Problem to work on → Show all lines holding "close".

::: Information provided :::

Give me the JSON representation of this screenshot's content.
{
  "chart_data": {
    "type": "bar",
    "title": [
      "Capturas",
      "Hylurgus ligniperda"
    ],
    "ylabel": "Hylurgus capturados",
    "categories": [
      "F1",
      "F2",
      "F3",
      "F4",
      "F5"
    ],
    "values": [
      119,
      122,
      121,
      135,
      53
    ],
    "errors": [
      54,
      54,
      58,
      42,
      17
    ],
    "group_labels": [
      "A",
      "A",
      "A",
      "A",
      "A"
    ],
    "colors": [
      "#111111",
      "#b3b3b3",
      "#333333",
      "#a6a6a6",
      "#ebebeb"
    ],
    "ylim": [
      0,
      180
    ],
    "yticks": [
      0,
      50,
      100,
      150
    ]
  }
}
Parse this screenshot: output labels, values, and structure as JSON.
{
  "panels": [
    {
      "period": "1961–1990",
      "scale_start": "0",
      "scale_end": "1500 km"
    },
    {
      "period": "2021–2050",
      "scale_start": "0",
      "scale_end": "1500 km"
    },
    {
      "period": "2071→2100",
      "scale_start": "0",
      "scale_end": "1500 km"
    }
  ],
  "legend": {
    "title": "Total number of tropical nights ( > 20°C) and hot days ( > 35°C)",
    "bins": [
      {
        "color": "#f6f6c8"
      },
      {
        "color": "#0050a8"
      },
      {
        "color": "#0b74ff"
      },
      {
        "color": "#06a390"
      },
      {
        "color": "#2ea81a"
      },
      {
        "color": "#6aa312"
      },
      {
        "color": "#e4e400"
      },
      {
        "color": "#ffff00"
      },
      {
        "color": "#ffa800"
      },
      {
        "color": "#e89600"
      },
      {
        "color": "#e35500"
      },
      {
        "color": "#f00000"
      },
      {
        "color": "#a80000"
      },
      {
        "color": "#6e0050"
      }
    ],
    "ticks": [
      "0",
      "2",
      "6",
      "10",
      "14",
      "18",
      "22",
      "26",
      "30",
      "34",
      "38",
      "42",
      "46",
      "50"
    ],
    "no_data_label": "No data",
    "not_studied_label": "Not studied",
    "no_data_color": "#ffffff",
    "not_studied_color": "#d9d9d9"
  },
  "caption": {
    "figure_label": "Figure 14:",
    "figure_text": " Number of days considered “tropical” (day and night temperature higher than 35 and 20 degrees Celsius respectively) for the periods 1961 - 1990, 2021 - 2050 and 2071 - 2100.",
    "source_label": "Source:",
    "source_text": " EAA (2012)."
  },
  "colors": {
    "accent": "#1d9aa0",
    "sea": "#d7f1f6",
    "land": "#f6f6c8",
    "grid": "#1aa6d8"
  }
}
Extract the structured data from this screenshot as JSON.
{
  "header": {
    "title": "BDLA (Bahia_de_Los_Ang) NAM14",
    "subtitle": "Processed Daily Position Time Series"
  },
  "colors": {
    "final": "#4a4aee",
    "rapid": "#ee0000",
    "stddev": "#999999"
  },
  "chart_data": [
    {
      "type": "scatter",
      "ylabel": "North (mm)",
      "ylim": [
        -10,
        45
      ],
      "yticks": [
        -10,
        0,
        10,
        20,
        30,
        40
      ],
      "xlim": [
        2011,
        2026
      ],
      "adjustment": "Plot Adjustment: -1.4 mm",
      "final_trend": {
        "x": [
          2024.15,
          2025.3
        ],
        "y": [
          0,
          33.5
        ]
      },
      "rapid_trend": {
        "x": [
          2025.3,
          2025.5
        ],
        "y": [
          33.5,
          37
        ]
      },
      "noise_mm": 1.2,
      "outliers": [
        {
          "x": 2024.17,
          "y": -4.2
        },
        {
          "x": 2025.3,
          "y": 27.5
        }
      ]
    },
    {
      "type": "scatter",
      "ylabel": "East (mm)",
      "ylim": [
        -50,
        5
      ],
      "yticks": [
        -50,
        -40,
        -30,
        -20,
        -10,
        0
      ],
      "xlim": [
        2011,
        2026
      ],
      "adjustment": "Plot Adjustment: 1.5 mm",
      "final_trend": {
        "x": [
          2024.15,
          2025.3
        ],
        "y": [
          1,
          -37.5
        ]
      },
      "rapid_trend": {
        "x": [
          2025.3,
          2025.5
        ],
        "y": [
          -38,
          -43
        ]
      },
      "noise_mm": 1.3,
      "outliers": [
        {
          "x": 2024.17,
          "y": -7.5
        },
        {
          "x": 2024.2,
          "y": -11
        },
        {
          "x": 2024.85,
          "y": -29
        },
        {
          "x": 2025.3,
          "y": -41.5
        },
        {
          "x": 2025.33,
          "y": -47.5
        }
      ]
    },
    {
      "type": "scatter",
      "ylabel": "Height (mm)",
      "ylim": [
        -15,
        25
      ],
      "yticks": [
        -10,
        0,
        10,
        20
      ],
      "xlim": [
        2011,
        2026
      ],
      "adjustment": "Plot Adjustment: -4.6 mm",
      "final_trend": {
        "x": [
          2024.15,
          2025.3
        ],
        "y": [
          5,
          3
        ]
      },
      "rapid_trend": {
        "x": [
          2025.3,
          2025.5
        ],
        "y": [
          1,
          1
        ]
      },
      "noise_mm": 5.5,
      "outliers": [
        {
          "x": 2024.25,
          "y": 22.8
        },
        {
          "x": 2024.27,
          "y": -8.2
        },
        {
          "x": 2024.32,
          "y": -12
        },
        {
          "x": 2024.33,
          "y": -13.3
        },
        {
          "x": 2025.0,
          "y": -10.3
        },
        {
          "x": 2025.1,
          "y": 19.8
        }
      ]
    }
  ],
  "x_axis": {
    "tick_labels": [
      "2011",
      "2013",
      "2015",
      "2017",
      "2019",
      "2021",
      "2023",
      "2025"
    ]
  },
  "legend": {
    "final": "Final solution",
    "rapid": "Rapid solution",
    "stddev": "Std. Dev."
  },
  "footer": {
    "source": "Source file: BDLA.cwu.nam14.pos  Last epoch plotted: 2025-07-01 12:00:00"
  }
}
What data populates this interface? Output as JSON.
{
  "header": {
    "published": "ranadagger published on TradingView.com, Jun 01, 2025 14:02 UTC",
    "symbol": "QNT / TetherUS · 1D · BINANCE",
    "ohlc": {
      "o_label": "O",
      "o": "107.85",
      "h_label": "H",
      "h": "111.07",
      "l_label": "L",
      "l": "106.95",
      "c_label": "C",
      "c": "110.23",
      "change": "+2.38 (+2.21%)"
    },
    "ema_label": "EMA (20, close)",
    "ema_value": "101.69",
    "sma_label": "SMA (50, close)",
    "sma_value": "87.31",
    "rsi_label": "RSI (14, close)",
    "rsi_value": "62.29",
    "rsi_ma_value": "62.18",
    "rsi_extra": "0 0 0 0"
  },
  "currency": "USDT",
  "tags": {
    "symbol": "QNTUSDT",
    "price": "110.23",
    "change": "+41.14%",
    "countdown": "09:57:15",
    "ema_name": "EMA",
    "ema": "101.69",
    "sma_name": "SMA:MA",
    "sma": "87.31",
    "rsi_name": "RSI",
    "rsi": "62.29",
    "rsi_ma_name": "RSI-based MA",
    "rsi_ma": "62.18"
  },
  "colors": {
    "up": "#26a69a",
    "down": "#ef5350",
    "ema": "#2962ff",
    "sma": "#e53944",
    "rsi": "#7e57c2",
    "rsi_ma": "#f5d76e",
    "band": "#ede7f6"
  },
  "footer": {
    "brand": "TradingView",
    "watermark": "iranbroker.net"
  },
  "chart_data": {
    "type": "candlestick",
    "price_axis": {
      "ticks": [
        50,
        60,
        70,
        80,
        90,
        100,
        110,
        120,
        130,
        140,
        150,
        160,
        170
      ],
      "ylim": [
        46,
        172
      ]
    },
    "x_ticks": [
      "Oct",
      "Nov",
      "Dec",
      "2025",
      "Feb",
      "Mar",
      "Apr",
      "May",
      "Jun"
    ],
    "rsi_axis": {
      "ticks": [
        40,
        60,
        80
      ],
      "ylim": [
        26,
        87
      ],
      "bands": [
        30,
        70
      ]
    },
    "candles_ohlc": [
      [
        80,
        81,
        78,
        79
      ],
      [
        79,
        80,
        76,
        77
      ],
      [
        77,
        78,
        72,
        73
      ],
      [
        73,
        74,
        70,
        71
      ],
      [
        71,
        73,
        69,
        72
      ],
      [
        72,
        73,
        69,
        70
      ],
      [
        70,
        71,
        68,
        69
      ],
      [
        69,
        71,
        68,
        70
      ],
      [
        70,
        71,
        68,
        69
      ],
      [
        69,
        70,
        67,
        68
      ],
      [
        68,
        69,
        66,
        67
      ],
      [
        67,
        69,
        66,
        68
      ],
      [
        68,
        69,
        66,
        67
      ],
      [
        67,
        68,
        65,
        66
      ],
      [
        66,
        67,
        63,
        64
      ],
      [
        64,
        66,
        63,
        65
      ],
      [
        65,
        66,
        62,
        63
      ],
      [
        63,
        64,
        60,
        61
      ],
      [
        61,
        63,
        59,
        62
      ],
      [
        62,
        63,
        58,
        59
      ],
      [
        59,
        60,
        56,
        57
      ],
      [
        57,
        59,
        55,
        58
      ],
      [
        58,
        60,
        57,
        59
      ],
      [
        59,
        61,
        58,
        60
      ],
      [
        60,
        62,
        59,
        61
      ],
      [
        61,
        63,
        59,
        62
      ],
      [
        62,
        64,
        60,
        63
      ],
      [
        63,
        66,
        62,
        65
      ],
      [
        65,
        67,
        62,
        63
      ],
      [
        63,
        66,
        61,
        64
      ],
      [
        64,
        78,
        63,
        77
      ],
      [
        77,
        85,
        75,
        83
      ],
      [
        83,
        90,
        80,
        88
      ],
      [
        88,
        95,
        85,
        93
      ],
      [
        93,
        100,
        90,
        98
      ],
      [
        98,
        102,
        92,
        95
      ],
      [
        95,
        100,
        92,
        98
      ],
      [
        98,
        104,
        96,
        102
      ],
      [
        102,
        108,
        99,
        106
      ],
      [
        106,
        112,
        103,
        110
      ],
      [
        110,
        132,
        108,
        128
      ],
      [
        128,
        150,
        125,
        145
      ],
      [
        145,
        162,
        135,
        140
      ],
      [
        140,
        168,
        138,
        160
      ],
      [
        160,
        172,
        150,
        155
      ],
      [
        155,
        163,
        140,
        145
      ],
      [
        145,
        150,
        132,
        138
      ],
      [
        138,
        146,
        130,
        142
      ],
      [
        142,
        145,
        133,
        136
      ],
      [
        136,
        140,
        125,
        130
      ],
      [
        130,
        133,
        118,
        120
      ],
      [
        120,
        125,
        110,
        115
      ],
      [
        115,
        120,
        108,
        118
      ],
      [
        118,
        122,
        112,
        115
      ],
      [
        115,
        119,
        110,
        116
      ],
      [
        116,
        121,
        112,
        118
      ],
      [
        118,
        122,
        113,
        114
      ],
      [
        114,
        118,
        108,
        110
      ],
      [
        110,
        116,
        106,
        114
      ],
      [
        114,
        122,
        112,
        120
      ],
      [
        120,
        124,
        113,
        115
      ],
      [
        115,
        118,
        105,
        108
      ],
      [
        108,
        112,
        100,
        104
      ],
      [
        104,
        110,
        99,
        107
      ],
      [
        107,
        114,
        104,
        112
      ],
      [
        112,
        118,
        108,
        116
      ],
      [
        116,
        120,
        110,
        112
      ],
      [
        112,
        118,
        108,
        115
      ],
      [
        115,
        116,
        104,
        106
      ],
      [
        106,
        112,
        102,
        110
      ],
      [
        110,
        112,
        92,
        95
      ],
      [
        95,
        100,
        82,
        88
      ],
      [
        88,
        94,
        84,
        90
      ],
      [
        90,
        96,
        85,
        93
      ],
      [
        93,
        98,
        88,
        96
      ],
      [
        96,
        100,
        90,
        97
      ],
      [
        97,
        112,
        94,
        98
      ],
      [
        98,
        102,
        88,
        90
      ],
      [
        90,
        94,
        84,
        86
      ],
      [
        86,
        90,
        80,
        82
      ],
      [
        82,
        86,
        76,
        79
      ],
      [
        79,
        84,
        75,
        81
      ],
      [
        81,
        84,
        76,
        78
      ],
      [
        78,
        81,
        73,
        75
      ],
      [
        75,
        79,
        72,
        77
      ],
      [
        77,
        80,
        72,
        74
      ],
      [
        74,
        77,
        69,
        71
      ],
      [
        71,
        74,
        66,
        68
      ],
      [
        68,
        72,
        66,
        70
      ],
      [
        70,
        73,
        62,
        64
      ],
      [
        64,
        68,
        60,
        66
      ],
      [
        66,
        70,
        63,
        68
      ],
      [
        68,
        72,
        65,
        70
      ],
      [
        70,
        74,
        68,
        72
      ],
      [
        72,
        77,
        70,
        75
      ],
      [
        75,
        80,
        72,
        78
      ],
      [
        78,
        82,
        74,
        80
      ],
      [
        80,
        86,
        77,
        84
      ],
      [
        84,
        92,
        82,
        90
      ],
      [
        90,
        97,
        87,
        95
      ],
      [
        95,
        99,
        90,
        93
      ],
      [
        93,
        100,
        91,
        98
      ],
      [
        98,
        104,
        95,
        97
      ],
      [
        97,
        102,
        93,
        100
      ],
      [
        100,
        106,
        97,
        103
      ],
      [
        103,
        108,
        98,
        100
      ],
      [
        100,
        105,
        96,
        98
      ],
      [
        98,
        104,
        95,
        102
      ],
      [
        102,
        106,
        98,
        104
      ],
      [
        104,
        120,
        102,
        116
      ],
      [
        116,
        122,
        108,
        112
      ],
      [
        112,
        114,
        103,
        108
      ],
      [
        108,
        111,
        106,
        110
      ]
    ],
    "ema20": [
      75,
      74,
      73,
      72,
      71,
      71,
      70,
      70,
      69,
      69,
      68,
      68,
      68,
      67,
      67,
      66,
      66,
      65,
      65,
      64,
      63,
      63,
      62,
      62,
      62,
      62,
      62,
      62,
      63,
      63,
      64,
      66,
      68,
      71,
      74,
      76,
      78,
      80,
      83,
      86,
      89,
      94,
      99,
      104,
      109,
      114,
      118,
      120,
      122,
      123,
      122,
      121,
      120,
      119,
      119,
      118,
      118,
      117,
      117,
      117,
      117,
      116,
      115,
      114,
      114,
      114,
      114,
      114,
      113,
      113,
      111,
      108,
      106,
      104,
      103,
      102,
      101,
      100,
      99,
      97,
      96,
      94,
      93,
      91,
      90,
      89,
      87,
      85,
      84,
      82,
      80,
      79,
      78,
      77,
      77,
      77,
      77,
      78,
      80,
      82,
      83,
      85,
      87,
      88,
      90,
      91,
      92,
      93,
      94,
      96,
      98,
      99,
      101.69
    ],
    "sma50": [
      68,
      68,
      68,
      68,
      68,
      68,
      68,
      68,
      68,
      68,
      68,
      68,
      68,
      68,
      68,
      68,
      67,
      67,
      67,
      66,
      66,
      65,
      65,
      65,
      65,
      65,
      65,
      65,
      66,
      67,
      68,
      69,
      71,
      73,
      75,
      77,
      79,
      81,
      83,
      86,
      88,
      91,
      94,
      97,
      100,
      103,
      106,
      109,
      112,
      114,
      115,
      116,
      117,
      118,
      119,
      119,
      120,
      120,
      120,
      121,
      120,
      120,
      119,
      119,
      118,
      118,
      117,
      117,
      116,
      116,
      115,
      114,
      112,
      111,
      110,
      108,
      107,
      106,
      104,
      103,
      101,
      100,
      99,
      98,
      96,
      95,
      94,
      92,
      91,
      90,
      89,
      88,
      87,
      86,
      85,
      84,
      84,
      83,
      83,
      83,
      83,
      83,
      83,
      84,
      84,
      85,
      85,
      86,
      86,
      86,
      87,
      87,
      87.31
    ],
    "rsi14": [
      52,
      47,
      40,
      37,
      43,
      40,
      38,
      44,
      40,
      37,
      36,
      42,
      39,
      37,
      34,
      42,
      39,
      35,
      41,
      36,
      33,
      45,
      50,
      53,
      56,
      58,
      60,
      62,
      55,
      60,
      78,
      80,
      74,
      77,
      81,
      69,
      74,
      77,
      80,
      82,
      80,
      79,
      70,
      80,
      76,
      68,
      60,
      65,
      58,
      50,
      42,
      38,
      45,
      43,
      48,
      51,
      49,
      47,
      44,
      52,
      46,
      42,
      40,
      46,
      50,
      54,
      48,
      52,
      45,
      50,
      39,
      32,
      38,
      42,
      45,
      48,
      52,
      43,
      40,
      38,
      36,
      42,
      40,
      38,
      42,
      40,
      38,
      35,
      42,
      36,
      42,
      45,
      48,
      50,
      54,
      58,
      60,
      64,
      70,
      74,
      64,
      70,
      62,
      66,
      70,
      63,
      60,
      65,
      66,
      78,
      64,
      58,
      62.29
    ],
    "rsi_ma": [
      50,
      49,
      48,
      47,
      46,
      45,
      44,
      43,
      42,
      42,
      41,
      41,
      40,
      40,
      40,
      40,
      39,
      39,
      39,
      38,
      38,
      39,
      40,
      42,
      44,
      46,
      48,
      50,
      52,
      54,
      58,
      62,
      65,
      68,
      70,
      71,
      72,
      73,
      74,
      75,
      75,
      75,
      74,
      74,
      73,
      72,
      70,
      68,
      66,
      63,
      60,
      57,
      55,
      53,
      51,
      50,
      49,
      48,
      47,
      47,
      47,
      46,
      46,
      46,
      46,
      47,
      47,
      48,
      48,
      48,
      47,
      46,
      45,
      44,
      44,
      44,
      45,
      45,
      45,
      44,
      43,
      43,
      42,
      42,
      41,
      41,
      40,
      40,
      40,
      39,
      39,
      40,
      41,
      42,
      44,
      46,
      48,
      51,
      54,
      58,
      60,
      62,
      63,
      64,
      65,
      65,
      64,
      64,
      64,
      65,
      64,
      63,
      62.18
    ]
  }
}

:::

Solution below →
    "ema_label": "EMA (20, close)",
    "sma_label": "SMA (50, close)",
    "rsi_label": "RSI (14, close)",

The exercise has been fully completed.